**Exercise**
Count how many lines contain the word "JSON". Please give only the number.

━━ Provided data ━━

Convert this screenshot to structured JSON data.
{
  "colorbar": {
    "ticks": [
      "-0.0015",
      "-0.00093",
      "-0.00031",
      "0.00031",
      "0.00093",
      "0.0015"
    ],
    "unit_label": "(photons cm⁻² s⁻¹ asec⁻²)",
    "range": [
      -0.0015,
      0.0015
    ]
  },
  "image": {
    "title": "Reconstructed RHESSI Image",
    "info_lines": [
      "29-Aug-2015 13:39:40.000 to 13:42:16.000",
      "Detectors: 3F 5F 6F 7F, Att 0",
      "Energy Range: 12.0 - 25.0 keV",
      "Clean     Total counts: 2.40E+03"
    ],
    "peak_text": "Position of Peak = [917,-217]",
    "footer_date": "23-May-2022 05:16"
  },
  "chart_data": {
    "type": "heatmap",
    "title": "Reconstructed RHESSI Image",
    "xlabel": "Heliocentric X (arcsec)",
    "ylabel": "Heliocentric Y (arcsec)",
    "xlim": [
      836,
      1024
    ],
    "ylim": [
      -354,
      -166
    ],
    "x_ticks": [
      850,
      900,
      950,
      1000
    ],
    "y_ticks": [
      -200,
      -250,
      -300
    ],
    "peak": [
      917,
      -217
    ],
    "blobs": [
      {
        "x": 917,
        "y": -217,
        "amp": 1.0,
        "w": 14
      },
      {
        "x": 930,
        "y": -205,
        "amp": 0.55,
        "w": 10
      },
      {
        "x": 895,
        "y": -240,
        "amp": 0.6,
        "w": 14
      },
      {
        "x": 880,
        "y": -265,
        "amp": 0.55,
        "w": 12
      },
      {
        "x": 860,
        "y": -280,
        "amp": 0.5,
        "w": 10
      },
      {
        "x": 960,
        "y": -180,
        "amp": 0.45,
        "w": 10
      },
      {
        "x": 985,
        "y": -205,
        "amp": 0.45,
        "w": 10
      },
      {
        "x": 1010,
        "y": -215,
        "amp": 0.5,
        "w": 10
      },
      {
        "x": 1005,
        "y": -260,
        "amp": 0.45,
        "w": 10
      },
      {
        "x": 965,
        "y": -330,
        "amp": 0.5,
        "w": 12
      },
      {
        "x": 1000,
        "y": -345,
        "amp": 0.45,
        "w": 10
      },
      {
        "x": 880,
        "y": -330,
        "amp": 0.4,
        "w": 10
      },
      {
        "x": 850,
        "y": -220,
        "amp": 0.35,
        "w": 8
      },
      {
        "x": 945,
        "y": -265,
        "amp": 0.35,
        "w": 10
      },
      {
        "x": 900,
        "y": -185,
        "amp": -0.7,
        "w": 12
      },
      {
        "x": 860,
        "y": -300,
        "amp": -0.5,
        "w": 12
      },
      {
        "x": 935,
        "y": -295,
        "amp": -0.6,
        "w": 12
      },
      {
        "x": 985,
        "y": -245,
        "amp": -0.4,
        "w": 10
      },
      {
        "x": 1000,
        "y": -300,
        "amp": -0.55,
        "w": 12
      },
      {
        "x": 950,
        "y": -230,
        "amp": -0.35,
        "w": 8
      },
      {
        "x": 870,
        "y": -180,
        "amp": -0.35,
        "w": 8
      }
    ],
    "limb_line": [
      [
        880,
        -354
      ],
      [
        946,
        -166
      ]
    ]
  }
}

━━━
━━ Provided data ━━

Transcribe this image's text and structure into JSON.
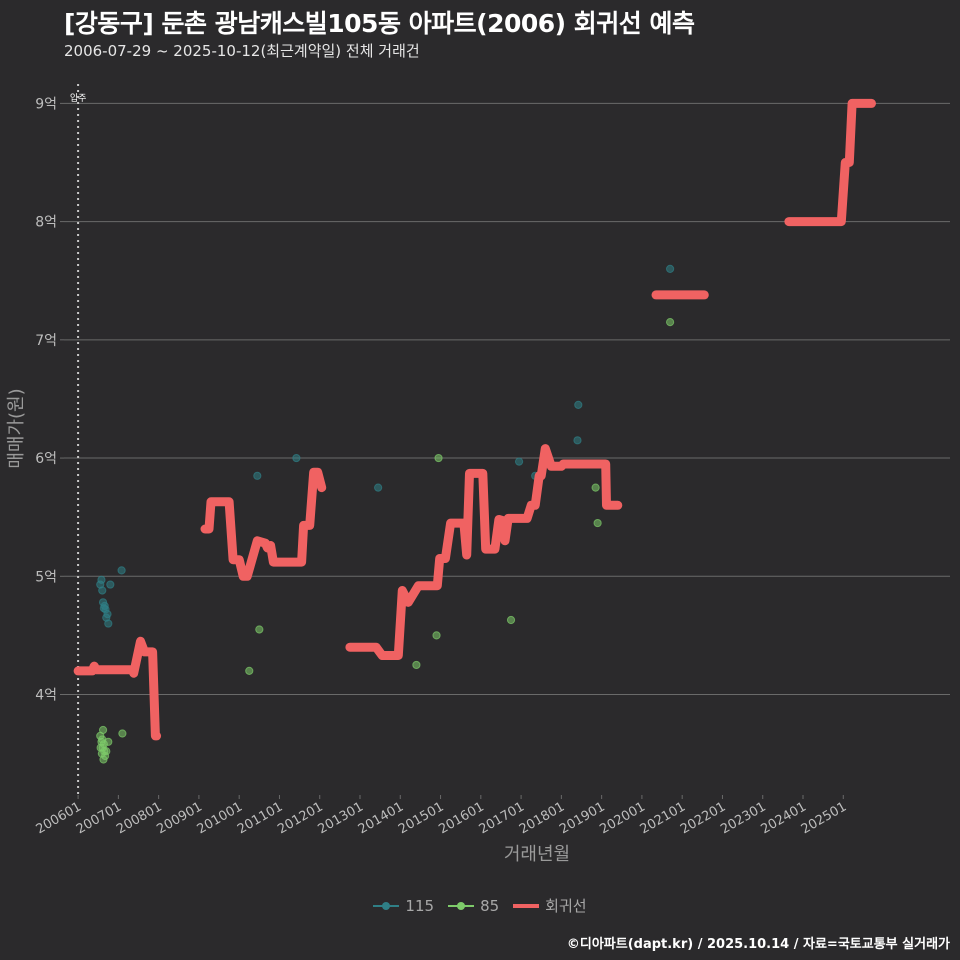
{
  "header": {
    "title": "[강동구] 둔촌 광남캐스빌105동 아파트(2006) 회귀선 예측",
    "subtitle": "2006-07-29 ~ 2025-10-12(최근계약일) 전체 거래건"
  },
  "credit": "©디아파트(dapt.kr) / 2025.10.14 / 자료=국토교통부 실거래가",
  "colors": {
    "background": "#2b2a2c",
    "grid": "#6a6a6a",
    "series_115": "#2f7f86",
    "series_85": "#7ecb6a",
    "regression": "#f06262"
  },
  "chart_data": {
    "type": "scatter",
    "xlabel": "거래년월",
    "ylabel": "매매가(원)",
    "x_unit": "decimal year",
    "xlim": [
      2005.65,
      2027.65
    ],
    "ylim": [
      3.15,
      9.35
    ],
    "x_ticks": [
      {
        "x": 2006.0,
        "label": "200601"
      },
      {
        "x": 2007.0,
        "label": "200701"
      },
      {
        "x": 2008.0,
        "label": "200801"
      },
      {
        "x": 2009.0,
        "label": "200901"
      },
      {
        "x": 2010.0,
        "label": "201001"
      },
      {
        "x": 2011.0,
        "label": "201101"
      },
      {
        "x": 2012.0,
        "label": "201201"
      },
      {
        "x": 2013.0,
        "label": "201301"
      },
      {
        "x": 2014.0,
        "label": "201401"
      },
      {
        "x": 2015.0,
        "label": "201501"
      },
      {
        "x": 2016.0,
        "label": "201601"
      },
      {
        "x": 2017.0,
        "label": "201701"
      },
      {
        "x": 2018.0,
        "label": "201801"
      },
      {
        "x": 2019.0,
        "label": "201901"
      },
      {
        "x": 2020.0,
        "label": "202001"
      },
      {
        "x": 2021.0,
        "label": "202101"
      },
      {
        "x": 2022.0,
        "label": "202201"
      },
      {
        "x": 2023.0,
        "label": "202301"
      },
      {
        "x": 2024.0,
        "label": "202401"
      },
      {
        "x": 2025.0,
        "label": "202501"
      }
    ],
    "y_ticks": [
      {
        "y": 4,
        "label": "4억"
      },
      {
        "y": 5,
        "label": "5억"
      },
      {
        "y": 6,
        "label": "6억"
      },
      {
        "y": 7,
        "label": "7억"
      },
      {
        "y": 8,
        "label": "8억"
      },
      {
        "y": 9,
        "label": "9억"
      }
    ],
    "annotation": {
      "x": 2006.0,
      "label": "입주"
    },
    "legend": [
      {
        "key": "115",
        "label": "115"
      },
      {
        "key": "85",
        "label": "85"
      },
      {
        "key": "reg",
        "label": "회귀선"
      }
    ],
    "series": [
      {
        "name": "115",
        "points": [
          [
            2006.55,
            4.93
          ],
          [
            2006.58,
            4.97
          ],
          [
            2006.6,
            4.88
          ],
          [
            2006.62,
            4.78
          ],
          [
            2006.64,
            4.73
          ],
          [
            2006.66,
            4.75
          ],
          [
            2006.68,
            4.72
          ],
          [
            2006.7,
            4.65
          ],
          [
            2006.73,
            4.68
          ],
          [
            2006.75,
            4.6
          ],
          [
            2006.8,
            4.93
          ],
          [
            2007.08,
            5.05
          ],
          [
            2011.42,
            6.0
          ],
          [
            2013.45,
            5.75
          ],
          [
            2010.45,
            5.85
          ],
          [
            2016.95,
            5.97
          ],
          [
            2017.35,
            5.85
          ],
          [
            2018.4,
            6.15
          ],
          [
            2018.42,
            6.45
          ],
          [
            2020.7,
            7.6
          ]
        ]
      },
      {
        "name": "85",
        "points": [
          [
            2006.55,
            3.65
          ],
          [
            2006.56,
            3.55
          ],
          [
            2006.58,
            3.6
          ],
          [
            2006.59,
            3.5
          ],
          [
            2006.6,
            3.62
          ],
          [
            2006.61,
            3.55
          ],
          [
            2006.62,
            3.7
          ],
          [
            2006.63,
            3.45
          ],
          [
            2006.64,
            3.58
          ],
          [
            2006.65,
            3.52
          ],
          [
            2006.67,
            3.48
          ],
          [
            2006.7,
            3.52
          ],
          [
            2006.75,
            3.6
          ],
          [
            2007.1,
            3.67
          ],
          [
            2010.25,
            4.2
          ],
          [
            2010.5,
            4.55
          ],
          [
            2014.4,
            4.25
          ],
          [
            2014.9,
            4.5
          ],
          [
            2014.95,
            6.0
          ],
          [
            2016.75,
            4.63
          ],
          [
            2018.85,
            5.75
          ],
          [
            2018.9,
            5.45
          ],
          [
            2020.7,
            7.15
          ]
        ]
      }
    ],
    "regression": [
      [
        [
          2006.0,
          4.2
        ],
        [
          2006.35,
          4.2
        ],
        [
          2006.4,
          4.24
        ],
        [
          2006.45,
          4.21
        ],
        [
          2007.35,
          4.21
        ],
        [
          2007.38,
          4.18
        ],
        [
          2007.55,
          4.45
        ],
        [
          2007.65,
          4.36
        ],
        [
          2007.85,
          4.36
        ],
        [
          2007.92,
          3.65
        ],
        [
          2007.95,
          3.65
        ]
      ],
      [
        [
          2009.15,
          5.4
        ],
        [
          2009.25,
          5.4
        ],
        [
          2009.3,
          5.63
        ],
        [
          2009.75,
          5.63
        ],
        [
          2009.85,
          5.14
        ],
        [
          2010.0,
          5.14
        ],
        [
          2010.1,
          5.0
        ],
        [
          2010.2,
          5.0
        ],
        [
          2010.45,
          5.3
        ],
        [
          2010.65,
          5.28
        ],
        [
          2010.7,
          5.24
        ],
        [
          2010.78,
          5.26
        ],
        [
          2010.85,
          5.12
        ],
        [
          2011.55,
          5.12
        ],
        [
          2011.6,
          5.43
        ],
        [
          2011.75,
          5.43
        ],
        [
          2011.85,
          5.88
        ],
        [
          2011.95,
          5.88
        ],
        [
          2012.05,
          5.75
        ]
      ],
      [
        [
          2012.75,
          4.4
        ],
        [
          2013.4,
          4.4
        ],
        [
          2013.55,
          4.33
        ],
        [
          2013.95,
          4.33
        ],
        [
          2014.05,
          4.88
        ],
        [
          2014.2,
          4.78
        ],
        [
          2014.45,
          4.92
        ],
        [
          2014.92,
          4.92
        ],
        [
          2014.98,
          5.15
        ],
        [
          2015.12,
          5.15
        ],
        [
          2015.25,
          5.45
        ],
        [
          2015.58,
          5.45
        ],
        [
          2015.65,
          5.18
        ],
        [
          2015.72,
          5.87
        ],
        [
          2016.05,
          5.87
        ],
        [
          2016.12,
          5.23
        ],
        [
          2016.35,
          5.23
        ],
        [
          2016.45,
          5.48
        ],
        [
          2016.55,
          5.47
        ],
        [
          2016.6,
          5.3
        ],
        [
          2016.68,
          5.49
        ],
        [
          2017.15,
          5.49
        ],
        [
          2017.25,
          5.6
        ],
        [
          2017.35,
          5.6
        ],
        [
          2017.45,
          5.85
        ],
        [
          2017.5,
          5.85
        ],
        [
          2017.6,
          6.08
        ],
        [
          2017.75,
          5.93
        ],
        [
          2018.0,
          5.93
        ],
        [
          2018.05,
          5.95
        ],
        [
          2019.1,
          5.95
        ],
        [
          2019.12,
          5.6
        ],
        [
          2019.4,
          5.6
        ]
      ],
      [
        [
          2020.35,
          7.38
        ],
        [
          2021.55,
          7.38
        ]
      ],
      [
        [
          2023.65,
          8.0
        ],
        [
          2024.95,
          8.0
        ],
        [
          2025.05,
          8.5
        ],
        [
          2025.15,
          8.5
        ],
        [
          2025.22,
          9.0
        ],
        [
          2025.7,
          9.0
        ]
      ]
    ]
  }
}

━━━

**Full solution**
2